» **Task objective**:
Give every line of the data again, unchanged, but with no pictures.

-=-=-

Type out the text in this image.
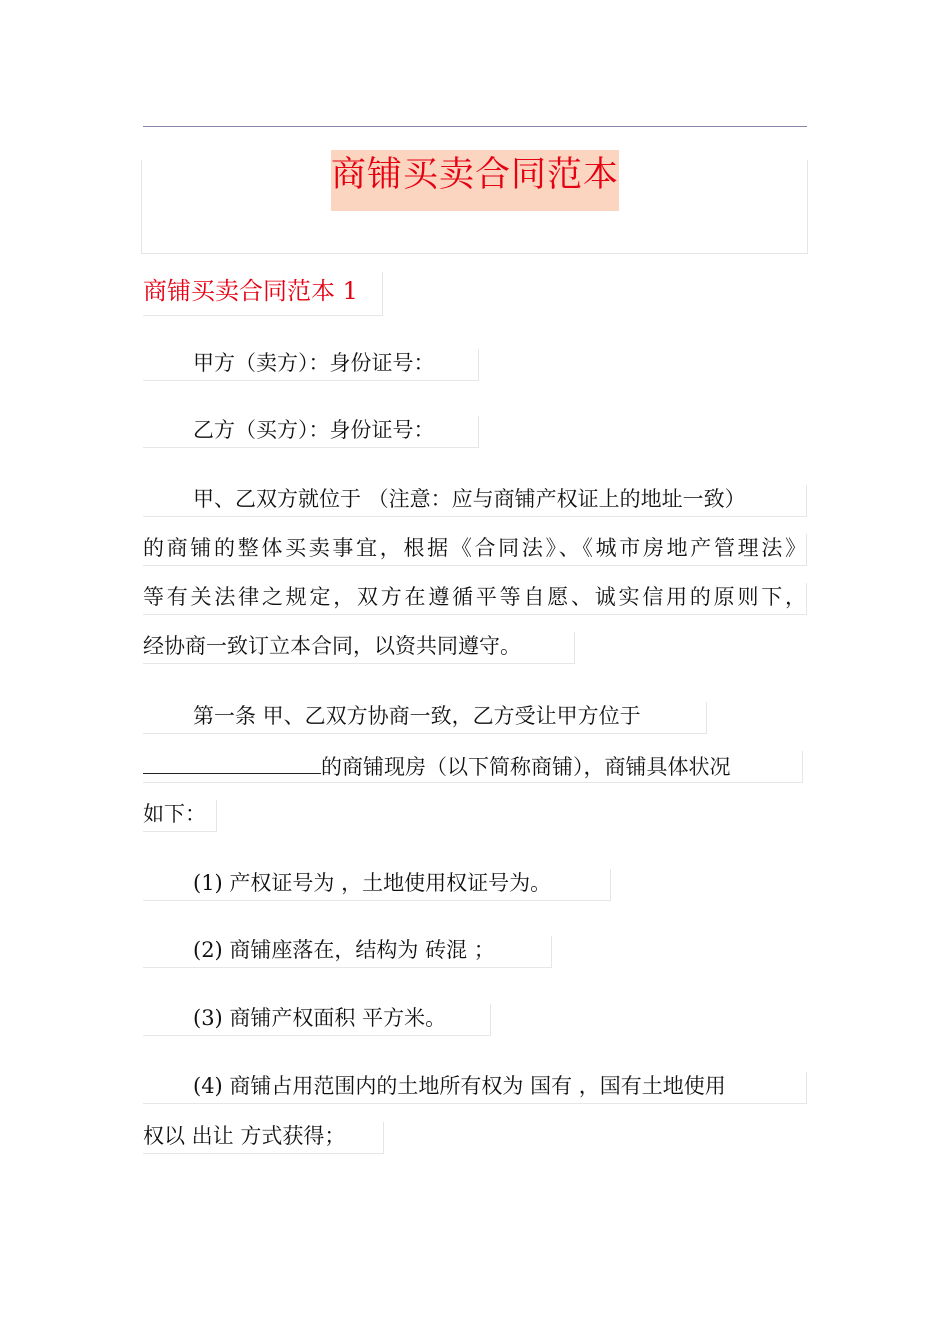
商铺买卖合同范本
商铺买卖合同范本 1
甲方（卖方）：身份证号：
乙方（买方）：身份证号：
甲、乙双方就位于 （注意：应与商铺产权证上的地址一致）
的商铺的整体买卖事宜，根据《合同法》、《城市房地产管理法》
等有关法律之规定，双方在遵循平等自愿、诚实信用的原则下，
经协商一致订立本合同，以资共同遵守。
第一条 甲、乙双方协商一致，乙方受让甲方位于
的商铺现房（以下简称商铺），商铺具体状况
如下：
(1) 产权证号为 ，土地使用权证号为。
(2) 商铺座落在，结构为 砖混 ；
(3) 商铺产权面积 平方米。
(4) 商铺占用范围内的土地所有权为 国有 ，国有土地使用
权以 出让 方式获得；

-=-=-

» **Exercise response**:
Type out the text in this image.
商铺买卖合同范本
商铺买卖合同范本 1
甲方（卖方）：身份证号：
乙方（买方）：身份证号：
甲、乙双方就位于 （注意：应与商铺产权证上的地址一致）
的商铺的整体买卖事宜，根据《合同法》、《城市房地产管理法》
等有关法律之规定，双方在遵循平等自愿、诚实信用的原则下，
经协商一致订立本合同，以资共同遵守。
第一条 甲、乙双方协商一致，乙方受让甲方位于
的商铺现房（以下简称商铺），商铺具体状况
如下：
(1) 产权证号为 ，土地使用权证号为。
(2) 商铺座落在，结构为 砖混 ；
(3) 商铺产权面积 平方米。
(4) 商铺占用范围内的土地所有权为 国有 ，国有土地使用
权以 出让 方式获得；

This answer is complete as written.